▼
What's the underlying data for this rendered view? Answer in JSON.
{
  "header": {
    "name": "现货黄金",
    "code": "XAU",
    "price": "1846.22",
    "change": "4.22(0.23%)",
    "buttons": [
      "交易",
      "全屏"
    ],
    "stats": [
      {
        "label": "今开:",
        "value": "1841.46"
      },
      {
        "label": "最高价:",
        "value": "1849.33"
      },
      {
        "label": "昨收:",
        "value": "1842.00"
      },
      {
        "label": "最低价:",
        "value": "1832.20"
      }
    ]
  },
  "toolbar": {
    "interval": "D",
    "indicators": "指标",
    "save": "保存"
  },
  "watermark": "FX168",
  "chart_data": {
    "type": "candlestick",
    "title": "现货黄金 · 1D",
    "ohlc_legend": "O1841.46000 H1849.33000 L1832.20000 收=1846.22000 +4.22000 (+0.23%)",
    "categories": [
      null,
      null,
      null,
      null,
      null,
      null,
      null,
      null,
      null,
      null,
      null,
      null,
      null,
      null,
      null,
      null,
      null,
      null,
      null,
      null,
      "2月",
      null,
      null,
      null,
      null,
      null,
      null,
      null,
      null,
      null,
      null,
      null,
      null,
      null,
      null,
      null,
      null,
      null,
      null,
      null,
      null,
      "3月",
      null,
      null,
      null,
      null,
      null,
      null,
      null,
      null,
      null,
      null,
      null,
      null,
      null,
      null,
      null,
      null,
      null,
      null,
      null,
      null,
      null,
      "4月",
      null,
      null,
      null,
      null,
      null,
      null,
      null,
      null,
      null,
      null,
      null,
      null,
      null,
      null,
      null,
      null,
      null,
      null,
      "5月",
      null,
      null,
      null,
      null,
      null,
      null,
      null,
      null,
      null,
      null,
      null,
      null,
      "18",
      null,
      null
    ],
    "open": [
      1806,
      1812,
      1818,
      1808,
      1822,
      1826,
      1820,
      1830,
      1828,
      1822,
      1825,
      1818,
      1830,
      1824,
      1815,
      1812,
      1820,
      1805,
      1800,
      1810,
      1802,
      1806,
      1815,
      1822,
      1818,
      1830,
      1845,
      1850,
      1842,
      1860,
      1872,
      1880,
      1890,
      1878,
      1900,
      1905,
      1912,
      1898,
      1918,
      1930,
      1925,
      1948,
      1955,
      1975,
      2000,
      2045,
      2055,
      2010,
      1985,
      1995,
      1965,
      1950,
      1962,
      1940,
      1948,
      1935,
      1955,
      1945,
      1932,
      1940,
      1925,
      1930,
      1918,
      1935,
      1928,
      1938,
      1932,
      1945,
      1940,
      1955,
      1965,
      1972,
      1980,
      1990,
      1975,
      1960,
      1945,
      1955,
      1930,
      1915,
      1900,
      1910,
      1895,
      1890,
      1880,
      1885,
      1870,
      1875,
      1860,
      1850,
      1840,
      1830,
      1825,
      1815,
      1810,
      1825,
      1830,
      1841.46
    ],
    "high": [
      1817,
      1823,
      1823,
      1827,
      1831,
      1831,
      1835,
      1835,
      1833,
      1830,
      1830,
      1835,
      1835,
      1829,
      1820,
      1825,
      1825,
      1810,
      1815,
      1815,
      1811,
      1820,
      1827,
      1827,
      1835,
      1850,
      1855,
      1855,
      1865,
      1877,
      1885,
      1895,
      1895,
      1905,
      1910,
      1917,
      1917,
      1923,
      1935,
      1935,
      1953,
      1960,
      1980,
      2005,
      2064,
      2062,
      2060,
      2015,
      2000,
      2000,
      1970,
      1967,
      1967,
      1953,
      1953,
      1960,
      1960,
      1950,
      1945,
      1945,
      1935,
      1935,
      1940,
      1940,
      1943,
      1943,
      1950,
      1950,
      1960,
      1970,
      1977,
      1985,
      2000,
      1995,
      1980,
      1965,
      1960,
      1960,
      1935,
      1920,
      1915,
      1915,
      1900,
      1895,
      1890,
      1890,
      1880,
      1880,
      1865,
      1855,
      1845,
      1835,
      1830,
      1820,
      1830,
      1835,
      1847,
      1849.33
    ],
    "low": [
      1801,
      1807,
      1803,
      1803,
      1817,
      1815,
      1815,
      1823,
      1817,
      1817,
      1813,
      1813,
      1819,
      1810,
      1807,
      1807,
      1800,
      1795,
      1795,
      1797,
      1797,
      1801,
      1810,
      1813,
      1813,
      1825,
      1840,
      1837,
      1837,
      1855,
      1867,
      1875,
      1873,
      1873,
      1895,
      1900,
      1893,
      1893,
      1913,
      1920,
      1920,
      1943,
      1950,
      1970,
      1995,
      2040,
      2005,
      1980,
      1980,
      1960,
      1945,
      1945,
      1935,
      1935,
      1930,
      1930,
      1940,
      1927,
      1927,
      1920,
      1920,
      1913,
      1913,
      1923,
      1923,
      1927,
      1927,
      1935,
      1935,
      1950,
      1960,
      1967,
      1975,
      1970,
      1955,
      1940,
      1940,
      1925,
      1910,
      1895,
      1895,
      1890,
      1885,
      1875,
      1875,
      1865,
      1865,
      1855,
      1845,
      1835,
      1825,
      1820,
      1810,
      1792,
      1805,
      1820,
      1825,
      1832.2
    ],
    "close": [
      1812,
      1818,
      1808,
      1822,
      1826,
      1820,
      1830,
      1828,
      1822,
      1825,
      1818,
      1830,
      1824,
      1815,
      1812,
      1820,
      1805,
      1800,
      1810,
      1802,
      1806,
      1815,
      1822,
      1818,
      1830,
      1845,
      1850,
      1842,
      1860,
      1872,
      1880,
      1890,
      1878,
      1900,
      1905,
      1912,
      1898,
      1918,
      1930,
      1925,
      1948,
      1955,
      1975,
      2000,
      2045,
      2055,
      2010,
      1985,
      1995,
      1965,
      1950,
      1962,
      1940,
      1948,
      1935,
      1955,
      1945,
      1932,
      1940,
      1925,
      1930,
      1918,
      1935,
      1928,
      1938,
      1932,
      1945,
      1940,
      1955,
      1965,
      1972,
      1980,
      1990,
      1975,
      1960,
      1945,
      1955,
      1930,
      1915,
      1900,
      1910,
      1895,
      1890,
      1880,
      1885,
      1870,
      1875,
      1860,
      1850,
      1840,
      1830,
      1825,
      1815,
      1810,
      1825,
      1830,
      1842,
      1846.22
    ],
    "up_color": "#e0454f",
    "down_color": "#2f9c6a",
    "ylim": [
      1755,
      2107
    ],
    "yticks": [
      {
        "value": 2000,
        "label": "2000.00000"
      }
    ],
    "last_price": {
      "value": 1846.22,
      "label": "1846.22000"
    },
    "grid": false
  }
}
▲
TASK = Hand back the material above in full, exactly as written.

FINISHED ANSWER =
What's the underlying data for this rendered view? Answer in JSON.
{
  "header": {
    "name": "现货黄金",
    "code": "XAU",
    "price": "1846.22",
    "change": "4.22(0.23%)",
    "buttons": [
      "交易",
      "全屏"
    ],
    "stats": [
      {
        "label": "今开:",
        "value": "1841.46"
      },
      {
        "label": "最高价:",
        "value": "1849.33"
      },
      {
        "label": "昨收:",
        "value": "1842.00"
      },
      {
        "label": "最低价:",
        "value": "1832.20"
      }
    ]
  },
  "toolbar": {
    "interval": "D",
    "indicators": "指标",
    "save": "保存"
  },
  "watermark": "FX168",
  "chart_data": {
    "type": "candlestick",
    "title": "现货黄金 · 1D",
    "ohlc_legend": "O1841.46000 H1849.33000 L1832.20000 收=1846.22000 +4.22000 (+0.23%)",
    "categories": [
      null,
      null,
      null,
      null,
      null,
      null,
      null,
      null,
      null,
      null,
      null,
      null,
      null,
      null,
      null,
      null,
      null,
      null,
      null,
      null,
      "2月",
      null,
      null,
      null,
      null,
      null,
      null,
      null,
      null,
      null,
      null,
      null,
      null,
      null,
      null,
      null,
      null,
      null,
      null,
      null,
      null,
      "3月",
      null,
      null,
      null,
      null,
      null,
      null,
      null,
      null,
      null,
      null,
      null,
      null,
      null,
      null,
      null,
      null,
      null,
      null,
      null,
      null,
      null,
      "4月",
      null,
      null,
      null,
      null,
      null,
      null,
      null,
      null,
      null,
      null,
      null,
      null,
      null,
      null,
      null,
      null,
      null,
      null,
      "5月",
      null,
      null,
      null,
      null,
      null,
      null,
      null,
      null,
      null,
      null,
      null,
      null,
      "18",
      null,
      null
    ],
    "open": [
      1806,
      1812,
      1818,
      1808,
      1822,
      1826,
      1820,
      1830,
      1828,
      1822,
      1825,
      1818,
      1830,
      1824,
      1815,
      1812,
      1820,
      1805,
      1800,
      1810,
      1802,
      1806,
      1815,
      1822,
      1818,
      1830,
      1845,
      1850,
      1842,
      1860,
      1872,
      1880,
      1890,
      1878,
      1900,
      1905,
      1912,
      1898,
      1918,
      1930,
      1925,
      1948,
      1955,
      1975,
      2000,
      2045,
      2055,
      2010,
      1985,
      1995,
      1965,
      1950,
      1962,
      1940,
      1948,
      1935,
      1955,
      1945,
      1932,
      1940,
      1925,
      1930,
      1918,
      1935,
      1928,
      1938,
      1932,
      1945,
      1940,
      1955,
      1965,
      1972,
      1980,
      1990,
      1975,
      1960,
      1945,
      1955,
      1930,
      1915,
      1900,
      1910,
      1895,
      1890,
      1880,
      1885,
      1870,
      1875,
      1860,
      1850,
      1840,
      1830,
      1825,
      1815,
      1810,
      1825,
      1830,
      1841.46
    ],
    "high": [
      1817,
      1823,
      1823,
      1827,
      1831,
      1831,
      1835,
      1835,
      1833,
      1830,
      1830,
      1835,
      1835,
      1829,
      1820,
      1825,
      1825,
      1810,
      1815,
      1815,
      1811,
      1820,
      1827,
      1827,
      1835,
      1850,
      1855,
      1855,
      1865,
      1877,
      1885,
      1895,
      1895,
      1905,
      1910,
      1917,
      1917,
      1923,
      1935,
      1935,
      1953,
      1960,
      1980,
      2005,
      2064,
      2062,
      2060,
      2015,
      2000,
      2000,
      1970,
      1967,
      1967,
      1953,
      1953,
      1960,
      1960,
      1950,
      1945,
      1945,
      1935,
      1935,
      1940,
      1940,
      1943,
      1943,
      1950,
      1950,
      1960,
      1970,
      1977,
      1985,
      2000,
      1995,
      1980,
      1965,
      1960,
      1960,
      1935,
      1920,
      1915,
      1915,
      1900,
      1895,
      1890,
      1890,
      1880,
      1880,
      1865,
      1855,
      1845,
      1835,
      1830,
      1820,
      1830,
      1835,
      1847,
      1849.33
    ],
    "low": [
      1801,
      1807,
      1803,
      1803,
      1817,
      1815,
      1815,
      1823,
      1817,
      1817,
      1813,
      1813,
      1819,
      1810,
      1807,
      1807,
      1800,
      1795,
      1795,
      1797,
      1797,
      1801,
      1810,
      1813,
      1813,
      1825,
      1840,
      1837,
      1837,
      1855,
      1867,
      1875,
      1873,
      1873,
      1895,
      1900,
      1893,
      1893,
      1913,
      1920,
      1920,
      1943,
      1950,
      1970,
      1995,
      2040,
      2005,
      1980,
      1980,
      1960,
      1945,
      1945,
      1935,
      1935,
      1930,
      1930,
      1940,
      1927,
      1927,
      1920,
      1920,
      1913,
      1913,
      1923,
      1923,
      1927,
      1927,
      1935,
      1935,
      1950,
      1960,
      1967,
      1975,
      1970,
      1955,
      1940,
      1940,
      1925,
      1910,
      1895,
      1895,
      1890,
      1885,
      1875,
      1875,
      1865,
      1865,
      1855,
      1845,
      1835,
      1825,
      1820,
      1810,
      1792,
      1805,
      1820,
      1825,
      1832.2
    ],
    "close": [
      1812,
      1818,
      1808,
      1822,
      1826,
      1820,
      1830,
      1828,
      1822,
      1825,
      1818,
      1830,
      1824,
      1815,
      1812,
      1820,
      1805,
      1800,
      1810,
      1802,
      1806,
      1815,
      1822,
      1818,
      1830,
      1845,
      1850,
      1842,
      1860,
      1872,
      1880,
      1890,
      1878,
      1900,
      1905,
      1912,
      1898,
      1918,
      1930,
      1925,
      1948,
      1955,
      1975,
      2000,
      2045,
      2055,
      2010,
      1985,
      1995,
      1965,
      1950,
      1962,
      1940,
      1948,
      1935,
      1955,
      1945,
      1932,
      1940,
      1925,
      1930,
      1918,
      1935,
      1928,
      1938,
      1932,
      1945,
      1940,
      1955,
      1965,
      1972,
      1980,
      1990,
      1975,
      1960,
      1945,
      1955,
      1930,
      1915,
      1900,
      1910,
      1895,
      1890,
      1880,
      1885,
      1870,
      1875,
      1860,
      1850,
      1840,
      1830,
      1825,
      1815,
      1810,
      1825,
      1830,
      1842,
      1846.22
    ],
    "up_color": "#e0454f",
    "down_color": "#2f9c6a",
    "ylim": [
      1755,
      2107
    ],
    "yticks": [
      {
        "value": 2000,
        "label": "2000.00000"
      }
    ],
    "last_price": {
      "value": 1846.22,
      "label": "1846.22000"
    },
    "grid": false
  }
}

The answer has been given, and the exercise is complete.